* GIVEN EXERCISE
Will you output the entries below exactly, skipping every image they contain?

* GIVEN ENTRIES

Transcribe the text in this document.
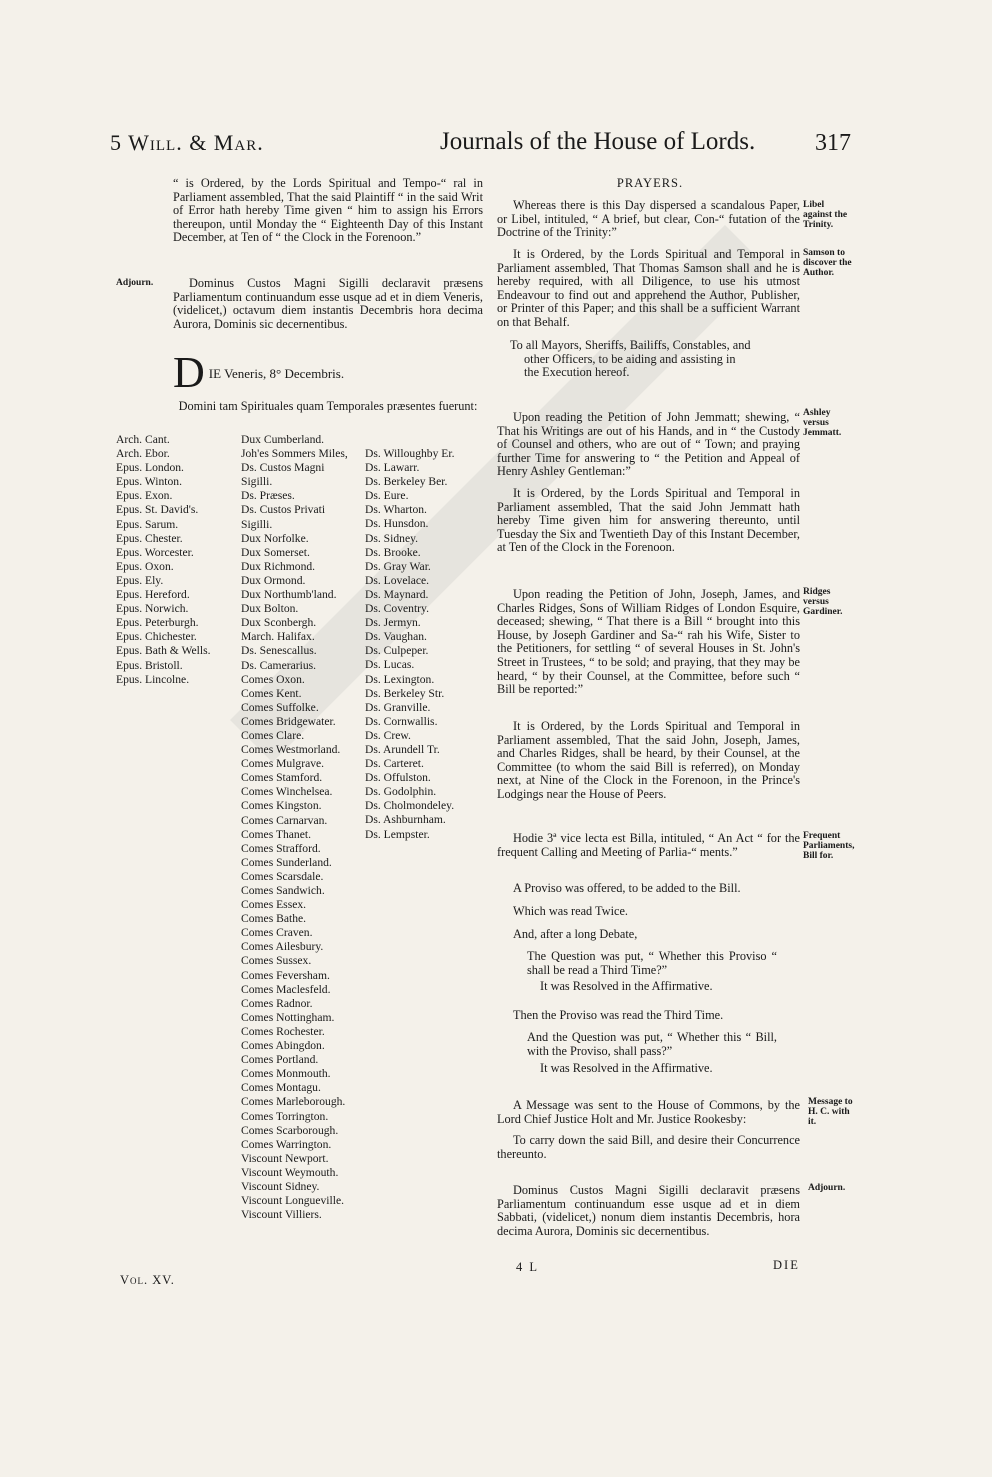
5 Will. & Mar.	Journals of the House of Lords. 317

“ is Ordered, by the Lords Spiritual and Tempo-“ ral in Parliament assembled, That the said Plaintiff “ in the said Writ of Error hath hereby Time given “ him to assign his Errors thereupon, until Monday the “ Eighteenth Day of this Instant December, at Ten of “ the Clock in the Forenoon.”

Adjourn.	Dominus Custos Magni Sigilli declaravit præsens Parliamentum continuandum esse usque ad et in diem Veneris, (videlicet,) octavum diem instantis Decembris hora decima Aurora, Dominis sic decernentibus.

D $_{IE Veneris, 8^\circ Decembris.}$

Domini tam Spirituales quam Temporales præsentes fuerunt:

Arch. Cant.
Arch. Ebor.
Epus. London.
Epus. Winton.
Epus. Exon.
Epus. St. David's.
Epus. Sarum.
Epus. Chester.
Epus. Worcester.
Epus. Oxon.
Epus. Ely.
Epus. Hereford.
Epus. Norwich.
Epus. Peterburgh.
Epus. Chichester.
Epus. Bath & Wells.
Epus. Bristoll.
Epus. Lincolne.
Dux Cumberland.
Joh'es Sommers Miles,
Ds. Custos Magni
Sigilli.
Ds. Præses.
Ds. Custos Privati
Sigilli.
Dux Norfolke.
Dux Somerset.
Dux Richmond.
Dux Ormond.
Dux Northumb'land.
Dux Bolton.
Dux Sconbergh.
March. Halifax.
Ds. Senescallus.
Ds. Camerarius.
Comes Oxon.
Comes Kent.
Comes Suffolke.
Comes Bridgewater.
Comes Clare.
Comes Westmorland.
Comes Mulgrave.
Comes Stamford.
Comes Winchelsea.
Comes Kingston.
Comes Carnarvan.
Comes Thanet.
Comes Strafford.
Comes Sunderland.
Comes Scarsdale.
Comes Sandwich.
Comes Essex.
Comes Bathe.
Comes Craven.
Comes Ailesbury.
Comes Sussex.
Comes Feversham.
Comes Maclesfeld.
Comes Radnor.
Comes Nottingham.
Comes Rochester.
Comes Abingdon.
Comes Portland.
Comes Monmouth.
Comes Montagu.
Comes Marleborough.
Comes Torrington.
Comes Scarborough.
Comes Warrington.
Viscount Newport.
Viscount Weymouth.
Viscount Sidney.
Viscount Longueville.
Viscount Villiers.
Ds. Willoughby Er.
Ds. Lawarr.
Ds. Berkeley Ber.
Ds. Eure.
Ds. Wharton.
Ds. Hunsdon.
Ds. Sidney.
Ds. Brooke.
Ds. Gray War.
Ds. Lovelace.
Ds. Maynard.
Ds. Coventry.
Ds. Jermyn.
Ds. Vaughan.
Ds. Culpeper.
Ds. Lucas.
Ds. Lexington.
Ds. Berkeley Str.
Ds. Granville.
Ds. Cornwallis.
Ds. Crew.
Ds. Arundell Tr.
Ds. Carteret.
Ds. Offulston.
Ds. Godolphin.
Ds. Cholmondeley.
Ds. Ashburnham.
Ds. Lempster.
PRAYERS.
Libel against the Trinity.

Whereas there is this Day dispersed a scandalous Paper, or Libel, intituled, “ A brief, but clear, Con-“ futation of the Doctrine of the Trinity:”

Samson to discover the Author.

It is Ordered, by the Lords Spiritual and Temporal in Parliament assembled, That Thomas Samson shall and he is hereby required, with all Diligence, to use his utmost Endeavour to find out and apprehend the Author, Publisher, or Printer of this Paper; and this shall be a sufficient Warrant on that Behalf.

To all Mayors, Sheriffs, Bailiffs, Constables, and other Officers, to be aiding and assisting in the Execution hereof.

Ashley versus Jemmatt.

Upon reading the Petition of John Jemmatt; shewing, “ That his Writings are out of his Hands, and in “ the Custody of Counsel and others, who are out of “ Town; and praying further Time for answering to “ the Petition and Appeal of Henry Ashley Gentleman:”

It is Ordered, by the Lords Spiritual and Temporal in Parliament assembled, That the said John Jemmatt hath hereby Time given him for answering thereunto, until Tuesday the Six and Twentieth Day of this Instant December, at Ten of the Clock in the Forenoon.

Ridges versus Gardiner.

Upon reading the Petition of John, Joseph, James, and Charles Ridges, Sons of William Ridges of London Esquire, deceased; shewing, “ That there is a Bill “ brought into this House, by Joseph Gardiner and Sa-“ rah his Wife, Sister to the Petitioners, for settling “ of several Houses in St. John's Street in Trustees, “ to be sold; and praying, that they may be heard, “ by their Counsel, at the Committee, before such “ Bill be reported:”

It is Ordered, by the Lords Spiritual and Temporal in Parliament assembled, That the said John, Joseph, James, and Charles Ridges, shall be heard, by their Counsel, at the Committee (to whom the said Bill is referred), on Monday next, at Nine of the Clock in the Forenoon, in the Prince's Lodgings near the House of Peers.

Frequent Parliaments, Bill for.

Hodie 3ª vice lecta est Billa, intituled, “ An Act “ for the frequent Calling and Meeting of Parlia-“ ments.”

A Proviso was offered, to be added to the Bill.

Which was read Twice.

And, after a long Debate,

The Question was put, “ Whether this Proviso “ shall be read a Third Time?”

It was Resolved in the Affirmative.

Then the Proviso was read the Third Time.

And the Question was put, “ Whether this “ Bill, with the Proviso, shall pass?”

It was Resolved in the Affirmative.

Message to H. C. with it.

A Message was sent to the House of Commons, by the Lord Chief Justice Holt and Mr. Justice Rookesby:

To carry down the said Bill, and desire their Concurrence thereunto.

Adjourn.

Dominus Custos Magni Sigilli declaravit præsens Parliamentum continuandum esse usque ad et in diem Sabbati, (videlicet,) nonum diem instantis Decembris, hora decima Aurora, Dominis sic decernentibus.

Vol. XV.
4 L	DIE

* REPLY TO THE EXERCISE
Transcribe the text in this document.
5 Will. & Mar.	Journals of the House of Lords. 317

“ is Ordered, by the Lords Spiritual and Tempo-“ ral in Parliament assembled, That the said Plaintiff “ in the said Writ of Error hath hereby Time given “ him to assign his Errors thereupon, until Monday the “ Eighteenth Day of this Instant December, at Ten of “ the Clock in the Forenoon.”

Adjourn.	Dominus Custos Magni Sigilli declaravit præsens Parliamentum continuandum esse usque ad et in diem Veneris, (videlicet,) octavum diem instantis Decembris hora decima Aurora, Dominis sic decernentibus.

D $_{IE Veneris, 8^\circ Decembris.}$

Domini tam Spirituales quam Temporales præsentes fuerunt:

Arch. Cant.
Arch. Ebor.
Epus. London.
Epus. Winton.
Epus. Exon.
Epus. St. David's.
Epus. Sarum.
Epus. Chester.
Epus. Worcester.
Epus. Oxon.
Epus. Ely.
Epus. Hereford.
Epus. Norwich.
Epus. Peterburgh.
Epus. Chichester.
Epus. Bath & Wells.
Epus. Bristoll.
Epus. Lincolne.
Dux Cumberland.
Joh'es Sommers Miles,
Ds. Custos Magni
Sigilli.
Ds. Præses.
Ds. Custos Privati
Sigilli.
Dux Norfolke.
Dux Somerset.
Dux Richmond.
Dux Ormond.
Dux Northumb'land.
Dux Bolton.
Dux Sconbergh.
March. Halifax.
Ds. Senescallus.
Ds. Camerarius.
Comes Oxon.
Comes Kent.
Comes Suffolke.
Comes Bridgewater.
Comes Clare.
Comes Westmorland.
Comes Mulgrave.
Comes Stamford.
Comes Winchelsea.
Comes Kingston.
Comes Carnarvan.
Comes Thanet.
Comes Strafford.
Comes Sunderland.
Comes Scarsdale.
Comes Sandwich.
Comes Essex.
Comes Bathe.
Comes Craven.
Comes Ailesbury.
Comes Sussex.
Comes Feversham.
Comes Maclesfeld.
Comes Radnor.
Comes Nottingham.
Comes Rochester.
Comes Abingdon.
Comes Portland.
Comes Monmouth.
Comes Montagu.
Comes Marleborough.
Comes Torrington.
Comes Scarborough.
Comes Warrington.
Viscount Newport.
Viscount Weymouth.
Viscount Sidney.
Viscount Longueville.
Viscount Villiers.
Ds. Willoughby Er.
Ds. Lawarr.
Ds. Berkeley Ber.
Ds. Eure.
Ds. Wharton.
Ds. Hunsdon.
Ds. Sidney.
Ds. Brooke.
Ds. Gray War.
Ds. Lovelace.
Ds. Maynard.
Ds. Coventry.
Ds. Jermyn.
Ds. Vaughan.
Ds. Culpeper.
Ds. Lucas.
Ds. Lexington.
Ds. Berkeley Str.
Ds. Granville.
Ds. Cornwallis.
Ds. Crew.
Ds. Arundell Tr.
Ds. Carteret.
Ds. Offulston.
Ds. Godolphin.
Ds. Cholmondeley.
Ds. Ashburnham.
Ds. Lempster.
PRAYERS.
Libel against the Trinity.

Whereas there is this Day dispersed a scandalous Paper, or Libel, intituled, “ A brief, but clear, Con-“ futation of the Doctrine of the Trinity:”

Samson to discover the Author.

It is Ordered, by the Lords Spiritual and Temporal in Parliament assembled, That Thomas Samson shall and he is hereby required, with all Diligence, to use his utmost Endeavour to find out and apprehend the Author, Publisher, or Printer of this Paper; and this shall be a sufficient Warrant on that Behalf.

To all Mayors, Sheriffs, Bailiffs, Constables, and other Officers, to be aiding and assisting in the Execution hereof.

Ashley versus Jemmatt.

Upon reading the Petition of John Jemmatt; shewing, “ That his Writings are out of his Hands, and in “ the Custody of Counsel and others, who are out of “ Town; and praying further Time for answering to “ the Petition and Appeal of Henry Ashley Gentleman:”

It is Ordered, by the Lords Spiritual and Temporal in Parliament assembled, That the said John Jemmatt hath hereby Time given him for answering thereunto, until Tuesday the Six and Twentieth Day of this Instant December, at Ten of the Clock in the Forenoon.

Ridges versus Gardiner.

Upon reading the Petition of John, Joseph, James, and Charles Ridges, Sons of William Ridges of London Esquire, deceased; shewing, “ That there is a Bill “ brought into this House, by Joseph Gardiner and Sa-“ rah his Wife, Sister to the Petitioners, for settling “ of several Houses in St. John's Street in Trustees, “ to be sold; and praying, that they may be heard, “ by their Counsel, at the Committee, before such “ Bill be reported:”

It is Ordered, by the Lords Spiritual and Temporal in Parliament assembled, That the said John, Joseph, James, and Charles Ridges, shall be heard, by their Counsel, at the Committee (to whom the said Bill is referred), on Monday next, at Nine of the Clock in the Forenoon, in the Prince's Lodgings near the House of Peers.

Frequent Parliaments, Bill for.

Hodie 3ª vice lecta est Billa, intituled, “ An Act “ for the frequent Calling and Meeting of Parlia-“ ments.”

A Proviso was offered, to be added to the Bill.

Which was read Twice.

And, after a long Debate,

The Question was put, “ Whether this Proviso “ shall be read a Third Time?”

It was Resolved in the Affirmative.

Then the Proviso was read the Third Time.

And the Question was put, “ Whether this “ Bill, with the Proviso, shall pass?”

It was Resolved in the Affirmative.

Message to H. C. with it.

A Message was sent to the House of Commons, by the Lord Chief Justice Holt and Mr. Justice Rookesby:

To carry down the said Bill, and desire their Concurrence thereunto.

Adjourn.

Dominus Custos Magni Sigilli declaravit præsens Parliamentum continuandum esse usque ad et in diem Sabbati, (videlicet,) nonum diem instantis Decembris, hora decima Aurora, Dominis sic decernentibus.

Vol. XV.
4 L	DIE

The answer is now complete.